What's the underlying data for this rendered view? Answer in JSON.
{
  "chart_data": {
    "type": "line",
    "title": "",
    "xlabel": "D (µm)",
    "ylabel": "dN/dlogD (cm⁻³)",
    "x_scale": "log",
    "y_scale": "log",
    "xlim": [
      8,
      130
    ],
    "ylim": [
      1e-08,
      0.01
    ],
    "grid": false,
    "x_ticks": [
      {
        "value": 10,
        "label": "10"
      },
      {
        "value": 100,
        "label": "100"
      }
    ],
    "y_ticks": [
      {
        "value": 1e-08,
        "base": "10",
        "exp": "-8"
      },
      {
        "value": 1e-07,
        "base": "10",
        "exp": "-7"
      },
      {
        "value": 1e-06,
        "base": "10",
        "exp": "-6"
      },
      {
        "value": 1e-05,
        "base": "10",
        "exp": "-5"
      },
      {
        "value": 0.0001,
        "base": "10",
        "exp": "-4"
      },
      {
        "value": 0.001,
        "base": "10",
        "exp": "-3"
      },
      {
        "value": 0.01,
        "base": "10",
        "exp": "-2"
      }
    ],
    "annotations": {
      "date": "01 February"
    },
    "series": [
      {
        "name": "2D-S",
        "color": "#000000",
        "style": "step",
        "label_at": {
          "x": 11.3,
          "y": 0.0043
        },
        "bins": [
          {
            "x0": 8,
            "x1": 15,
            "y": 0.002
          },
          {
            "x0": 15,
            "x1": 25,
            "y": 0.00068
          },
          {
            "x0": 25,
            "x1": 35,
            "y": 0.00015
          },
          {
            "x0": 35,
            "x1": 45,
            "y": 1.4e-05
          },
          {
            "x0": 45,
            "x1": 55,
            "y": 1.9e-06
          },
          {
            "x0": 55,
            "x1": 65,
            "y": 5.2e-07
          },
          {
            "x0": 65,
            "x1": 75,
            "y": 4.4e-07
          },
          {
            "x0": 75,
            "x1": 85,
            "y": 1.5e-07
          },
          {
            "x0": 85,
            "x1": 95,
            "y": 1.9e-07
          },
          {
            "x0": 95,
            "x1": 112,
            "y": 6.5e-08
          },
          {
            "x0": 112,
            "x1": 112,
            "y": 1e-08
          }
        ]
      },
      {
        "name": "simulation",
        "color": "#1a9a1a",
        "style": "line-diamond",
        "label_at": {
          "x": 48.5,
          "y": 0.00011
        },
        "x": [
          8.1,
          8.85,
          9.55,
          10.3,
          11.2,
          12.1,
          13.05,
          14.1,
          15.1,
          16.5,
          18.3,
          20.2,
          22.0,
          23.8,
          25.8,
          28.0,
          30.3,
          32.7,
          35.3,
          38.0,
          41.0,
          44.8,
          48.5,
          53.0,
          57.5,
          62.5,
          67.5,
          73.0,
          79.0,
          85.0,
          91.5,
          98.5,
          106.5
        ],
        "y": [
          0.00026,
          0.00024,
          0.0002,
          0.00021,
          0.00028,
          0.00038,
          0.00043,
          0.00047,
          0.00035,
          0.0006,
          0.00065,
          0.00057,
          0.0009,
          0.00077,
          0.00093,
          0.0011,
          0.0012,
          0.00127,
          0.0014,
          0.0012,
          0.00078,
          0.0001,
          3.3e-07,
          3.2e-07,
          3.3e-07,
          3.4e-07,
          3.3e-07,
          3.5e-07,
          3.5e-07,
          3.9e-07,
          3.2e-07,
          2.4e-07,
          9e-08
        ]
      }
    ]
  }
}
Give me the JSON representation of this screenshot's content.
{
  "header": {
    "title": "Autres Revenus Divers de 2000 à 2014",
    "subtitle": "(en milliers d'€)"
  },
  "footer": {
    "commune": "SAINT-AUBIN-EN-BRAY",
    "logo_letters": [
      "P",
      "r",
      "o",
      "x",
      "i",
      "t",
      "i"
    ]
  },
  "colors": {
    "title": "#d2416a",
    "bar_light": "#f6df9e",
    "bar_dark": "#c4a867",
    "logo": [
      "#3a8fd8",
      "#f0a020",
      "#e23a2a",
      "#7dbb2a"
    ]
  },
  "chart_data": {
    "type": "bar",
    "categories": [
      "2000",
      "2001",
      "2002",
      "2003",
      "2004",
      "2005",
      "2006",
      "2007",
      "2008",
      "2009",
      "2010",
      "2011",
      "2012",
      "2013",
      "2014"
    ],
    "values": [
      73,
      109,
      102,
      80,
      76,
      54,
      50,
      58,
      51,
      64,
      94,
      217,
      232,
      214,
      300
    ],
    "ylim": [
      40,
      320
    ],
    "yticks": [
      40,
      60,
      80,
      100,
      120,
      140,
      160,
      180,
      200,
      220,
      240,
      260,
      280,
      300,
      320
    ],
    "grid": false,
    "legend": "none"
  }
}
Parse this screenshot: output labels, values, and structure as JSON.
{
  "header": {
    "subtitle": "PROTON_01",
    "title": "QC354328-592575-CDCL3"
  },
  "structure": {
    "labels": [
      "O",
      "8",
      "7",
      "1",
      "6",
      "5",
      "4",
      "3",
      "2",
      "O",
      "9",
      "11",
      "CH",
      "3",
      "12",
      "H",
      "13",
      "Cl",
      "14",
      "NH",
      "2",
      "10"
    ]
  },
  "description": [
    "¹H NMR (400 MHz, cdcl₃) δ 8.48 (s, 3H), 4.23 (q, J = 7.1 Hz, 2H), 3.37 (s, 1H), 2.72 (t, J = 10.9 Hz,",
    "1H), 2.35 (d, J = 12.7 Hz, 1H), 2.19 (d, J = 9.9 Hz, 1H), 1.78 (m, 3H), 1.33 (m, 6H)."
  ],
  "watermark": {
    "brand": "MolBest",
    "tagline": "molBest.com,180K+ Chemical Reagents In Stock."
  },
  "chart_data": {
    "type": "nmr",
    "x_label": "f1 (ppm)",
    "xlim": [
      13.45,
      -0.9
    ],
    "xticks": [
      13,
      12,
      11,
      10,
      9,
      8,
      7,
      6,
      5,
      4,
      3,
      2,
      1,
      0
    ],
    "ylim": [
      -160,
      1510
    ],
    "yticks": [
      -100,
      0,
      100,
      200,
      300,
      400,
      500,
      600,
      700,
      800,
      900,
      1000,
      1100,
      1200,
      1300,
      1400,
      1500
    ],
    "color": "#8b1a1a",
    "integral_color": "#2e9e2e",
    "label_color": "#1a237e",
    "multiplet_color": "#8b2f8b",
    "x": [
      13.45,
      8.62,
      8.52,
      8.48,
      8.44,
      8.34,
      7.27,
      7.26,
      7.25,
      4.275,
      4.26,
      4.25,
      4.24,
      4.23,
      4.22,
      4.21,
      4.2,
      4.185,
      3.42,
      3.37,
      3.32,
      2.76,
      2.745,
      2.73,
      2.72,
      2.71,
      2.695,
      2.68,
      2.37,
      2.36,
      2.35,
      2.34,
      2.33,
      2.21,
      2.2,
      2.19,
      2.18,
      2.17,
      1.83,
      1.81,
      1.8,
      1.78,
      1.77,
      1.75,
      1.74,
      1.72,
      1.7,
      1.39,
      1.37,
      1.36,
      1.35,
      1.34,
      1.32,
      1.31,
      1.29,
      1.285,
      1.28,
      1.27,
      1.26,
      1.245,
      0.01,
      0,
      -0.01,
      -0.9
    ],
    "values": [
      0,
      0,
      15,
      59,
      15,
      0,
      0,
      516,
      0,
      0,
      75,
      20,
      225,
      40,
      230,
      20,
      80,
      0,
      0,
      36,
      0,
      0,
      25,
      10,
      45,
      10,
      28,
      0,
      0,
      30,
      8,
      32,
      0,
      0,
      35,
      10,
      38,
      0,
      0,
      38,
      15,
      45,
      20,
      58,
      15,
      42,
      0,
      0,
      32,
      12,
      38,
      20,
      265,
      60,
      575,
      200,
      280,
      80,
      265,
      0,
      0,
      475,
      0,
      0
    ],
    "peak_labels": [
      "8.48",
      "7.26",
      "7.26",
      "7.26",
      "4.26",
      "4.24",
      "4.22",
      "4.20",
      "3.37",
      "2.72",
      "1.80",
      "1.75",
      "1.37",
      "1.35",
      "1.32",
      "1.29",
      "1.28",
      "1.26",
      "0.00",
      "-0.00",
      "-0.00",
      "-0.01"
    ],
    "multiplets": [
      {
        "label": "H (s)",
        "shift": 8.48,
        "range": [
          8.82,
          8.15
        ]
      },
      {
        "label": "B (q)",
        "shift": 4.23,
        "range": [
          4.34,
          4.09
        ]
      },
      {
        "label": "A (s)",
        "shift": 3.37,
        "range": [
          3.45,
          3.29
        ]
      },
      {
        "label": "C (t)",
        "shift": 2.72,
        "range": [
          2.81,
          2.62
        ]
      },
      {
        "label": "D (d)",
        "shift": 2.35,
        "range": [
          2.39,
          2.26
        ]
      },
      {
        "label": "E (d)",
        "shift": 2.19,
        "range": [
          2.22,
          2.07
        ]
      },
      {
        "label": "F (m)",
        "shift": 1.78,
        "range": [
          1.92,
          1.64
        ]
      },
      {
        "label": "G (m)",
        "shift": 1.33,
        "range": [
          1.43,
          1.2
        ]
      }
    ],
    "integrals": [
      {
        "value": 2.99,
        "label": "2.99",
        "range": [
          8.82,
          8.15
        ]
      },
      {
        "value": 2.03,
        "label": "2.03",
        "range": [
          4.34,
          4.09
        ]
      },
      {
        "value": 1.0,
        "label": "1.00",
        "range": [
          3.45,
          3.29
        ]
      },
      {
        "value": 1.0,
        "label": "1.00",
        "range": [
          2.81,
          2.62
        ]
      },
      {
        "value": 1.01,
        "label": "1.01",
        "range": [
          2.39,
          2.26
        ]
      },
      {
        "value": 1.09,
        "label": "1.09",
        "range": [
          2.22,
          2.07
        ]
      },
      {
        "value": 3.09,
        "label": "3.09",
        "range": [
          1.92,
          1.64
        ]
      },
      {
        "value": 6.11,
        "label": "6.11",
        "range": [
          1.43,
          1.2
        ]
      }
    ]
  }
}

********************

▸ **PROBLEM DETAILS**: Check each line of the records for the word "subtitle" and extract those that contain it.

▸ **ANSWER**:
    "subtitle": "(en milliers d'€)"
    "subtitle": "PROTON_01",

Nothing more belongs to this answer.